■ TASK OBJECTIVE ■
Print every entry exactly as written.

--- EXERCISE INPUTS ---

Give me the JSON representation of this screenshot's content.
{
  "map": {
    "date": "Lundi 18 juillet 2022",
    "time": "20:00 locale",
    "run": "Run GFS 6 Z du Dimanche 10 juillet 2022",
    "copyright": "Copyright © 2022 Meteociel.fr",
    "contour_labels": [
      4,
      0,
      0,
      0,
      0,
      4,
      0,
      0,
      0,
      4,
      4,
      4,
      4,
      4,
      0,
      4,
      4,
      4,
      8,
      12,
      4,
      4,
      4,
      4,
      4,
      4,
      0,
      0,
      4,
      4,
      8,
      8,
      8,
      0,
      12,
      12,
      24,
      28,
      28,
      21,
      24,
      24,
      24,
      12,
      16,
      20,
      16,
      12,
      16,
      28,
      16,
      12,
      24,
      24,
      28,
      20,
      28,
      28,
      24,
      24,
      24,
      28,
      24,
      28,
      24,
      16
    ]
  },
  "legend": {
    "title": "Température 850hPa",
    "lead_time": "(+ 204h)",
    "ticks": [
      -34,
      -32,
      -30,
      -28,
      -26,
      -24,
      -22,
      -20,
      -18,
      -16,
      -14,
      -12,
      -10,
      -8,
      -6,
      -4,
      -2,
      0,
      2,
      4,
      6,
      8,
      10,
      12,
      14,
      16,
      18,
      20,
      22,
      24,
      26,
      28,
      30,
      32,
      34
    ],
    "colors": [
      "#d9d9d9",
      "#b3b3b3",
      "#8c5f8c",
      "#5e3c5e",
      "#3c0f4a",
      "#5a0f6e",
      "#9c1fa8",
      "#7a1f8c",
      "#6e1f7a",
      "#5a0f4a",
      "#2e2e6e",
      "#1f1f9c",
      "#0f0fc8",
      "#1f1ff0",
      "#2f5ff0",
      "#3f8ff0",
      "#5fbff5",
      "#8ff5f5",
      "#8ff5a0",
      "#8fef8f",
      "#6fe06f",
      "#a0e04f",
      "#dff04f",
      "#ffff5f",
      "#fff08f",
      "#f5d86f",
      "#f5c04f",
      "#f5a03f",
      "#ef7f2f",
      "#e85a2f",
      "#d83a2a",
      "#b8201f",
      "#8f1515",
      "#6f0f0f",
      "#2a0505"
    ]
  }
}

---

■ OUTPUT BELOW ■
Give me the JSON representation of this screenshot's content.
{
  "map": {
    "date": "Lundi 18 juillet 2022",
    "time": "20:00 locale",
    "run": "Run GFS 6 Z du Dimanche 10 juillet 2022",
    "copyright": "Copyright © 2022 Meteociel.fr",
    "contour_labels": [
      4,
      0,
      0,
      0,
      0,
      4,
      0,
      0,
      0,
      4,
      4,
      4,
      4,
      4,
      0,
      4,
      4,
      4,
      8,
      12,
      4,
      4,
      4,
      4,
      4,
      4,
      0,
      0,
      4,
      4,
      8,
      8,
      8,
      0,
      12,
      12,
      24,
      28,
      28,
      21,
      24,
      24,
      24,
      12,
      16,
      20,
      16,
      12,
      16,
      28,
      16,
      12,
      24,
      24,
      28,
      20,
      28,
      28,
      24,
      24,
      24,
      28,
      24,
      28,
      24,
      16
    ]
  },
  "legend": {
    "title": "Température 850hPa",
    "lead_time": "(+ 204h)",
    "ticks": [
      -34,
      -32,
      -30,
      -28,
      -26,
      -24,
      -22,
      -20,
      -18,
      -16,
      -14,
      -12,
      -10,
      -8,
      -6,
      -4,
      -2,
      0,
      2,
      4,
      6,
      8,
      10,
      12,
      14,
      16,
      18,
      20,
      22,
      24,
      26,
      28,
      30,
      32,
      34
    ],
    "colors": [
      "#d9d9d9",
      "#b3b3b3",
      "#8c5f8c",
      "#5e3c5e",
      "#3c0f4a",
      "#5a0f6e",
      "#9c1fa8",
      "#7a1f8c",
      "#6e1f7a",
      "#5a0f4a",
      "#2e2e6e",
      "#1f1f9c",
      "#0f0fc8",
      "#1f1ff0",
      "#2f5ff0",
      "#3f8ff0",
      "#5fbff5",
      "#8ff5f5",
      "#8ff5a0",
      "#8fef8f",
      "#6fe06f",
      "#a0e04f",
      "#dff04f",
      "#ffff5f",
      "#fff08f",
      "#f5d86f",
      "#f5c04f",
      "#f5a03f",
      "#ef7f2f",
      "#e85a2f",
      "#d83a2a",
      "#b8201f",
      "#8f1515",
      "#6f0f0f",
      "#2a0505"
    ]
  }
}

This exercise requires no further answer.